**The exercise**
List all lines of the data that include the string "Latina".

**Data for the task**
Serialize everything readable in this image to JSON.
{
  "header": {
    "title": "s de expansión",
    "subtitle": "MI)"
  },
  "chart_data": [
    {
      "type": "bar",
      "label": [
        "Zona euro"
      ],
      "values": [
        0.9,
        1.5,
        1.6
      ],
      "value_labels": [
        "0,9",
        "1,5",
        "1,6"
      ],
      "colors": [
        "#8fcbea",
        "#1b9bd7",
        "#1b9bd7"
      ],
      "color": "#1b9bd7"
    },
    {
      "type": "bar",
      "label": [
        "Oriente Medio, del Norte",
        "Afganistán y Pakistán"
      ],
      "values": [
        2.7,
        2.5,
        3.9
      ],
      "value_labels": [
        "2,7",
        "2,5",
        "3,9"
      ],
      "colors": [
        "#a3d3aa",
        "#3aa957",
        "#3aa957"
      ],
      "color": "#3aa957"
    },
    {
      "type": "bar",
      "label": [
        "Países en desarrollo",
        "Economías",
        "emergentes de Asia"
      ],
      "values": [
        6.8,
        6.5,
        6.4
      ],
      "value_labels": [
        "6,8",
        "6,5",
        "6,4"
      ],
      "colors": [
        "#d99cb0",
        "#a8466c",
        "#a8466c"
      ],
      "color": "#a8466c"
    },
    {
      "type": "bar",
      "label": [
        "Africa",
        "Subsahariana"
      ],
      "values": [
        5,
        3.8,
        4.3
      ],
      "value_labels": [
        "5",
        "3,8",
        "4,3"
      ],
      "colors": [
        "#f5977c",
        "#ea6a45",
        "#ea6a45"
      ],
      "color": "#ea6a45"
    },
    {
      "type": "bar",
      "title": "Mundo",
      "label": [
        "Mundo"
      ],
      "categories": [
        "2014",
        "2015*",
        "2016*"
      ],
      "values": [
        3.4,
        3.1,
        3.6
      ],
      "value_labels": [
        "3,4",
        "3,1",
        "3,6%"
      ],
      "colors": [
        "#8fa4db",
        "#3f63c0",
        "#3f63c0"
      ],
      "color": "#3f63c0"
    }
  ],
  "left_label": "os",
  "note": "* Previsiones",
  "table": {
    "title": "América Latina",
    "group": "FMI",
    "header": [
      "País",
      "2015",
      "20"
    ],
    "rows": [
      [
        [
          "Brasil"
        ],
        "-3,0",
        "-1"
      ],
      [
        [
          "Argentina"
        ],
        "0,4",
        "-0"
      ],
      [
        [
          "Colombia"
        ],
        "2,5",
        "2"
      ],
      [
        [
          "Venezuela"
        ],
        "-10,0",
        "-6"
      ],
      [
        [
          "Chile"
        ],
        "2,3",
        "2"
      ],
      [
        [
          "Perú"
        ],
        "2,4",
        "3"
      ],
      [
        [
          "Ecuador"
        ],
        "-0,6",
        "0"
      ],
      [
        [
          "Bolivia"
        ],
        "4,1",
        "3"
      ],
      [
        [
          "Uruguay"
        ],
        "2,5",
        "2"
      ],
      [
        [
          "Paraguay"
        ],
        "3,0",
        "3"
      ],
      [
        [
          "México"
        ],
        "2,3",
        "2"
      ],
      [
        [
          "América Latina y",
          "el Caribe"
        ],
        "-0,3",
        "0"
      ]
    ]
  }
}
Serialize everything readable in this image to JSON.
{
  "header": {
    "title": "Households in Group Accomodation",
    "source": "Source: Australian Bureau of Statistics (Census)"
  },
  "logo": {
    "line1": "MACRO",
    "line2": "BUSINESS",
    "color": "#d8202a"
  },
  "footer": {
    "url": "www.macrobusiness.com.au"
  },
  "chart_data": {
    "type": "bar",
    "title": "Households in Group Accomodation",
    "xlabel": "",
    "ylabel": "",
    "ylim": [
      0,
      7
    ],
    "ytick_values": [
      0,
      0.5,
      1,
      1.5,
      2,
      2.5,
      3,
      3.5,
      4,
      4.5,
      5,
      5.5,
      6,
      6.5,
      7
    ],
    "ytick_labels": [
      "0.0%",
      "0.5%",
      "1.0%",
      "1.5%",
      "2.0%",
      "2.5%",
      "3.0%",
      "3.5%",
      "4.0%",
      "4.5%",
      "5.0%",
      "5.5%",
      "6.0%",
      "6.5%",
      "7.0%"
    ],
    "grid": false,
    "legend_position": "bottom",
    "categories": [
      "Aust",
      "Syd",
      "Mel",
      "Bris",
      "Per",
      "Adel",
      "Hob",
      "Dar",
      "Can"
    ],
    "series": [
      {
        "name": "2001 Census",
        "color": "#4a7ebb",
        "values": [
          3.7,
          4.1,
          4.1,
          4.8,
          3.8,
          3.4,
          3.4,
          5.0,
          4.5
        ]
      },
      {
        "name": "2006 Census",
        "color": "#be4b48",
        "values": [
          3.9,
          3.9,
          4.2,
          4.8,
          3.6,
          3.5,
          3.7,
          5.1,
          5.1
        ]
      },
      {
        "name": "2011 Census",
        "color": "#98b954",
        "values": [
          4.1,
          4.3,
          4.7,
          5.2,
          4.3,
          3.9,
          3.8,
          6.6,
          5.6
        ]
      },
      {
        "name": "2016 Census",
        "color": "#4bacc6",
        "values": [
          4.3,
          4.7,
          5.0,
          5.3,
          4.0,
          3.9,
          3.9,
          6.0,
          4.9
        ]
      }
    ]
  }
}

**Written response**
    "title": "América Latina",
          "América Latina y",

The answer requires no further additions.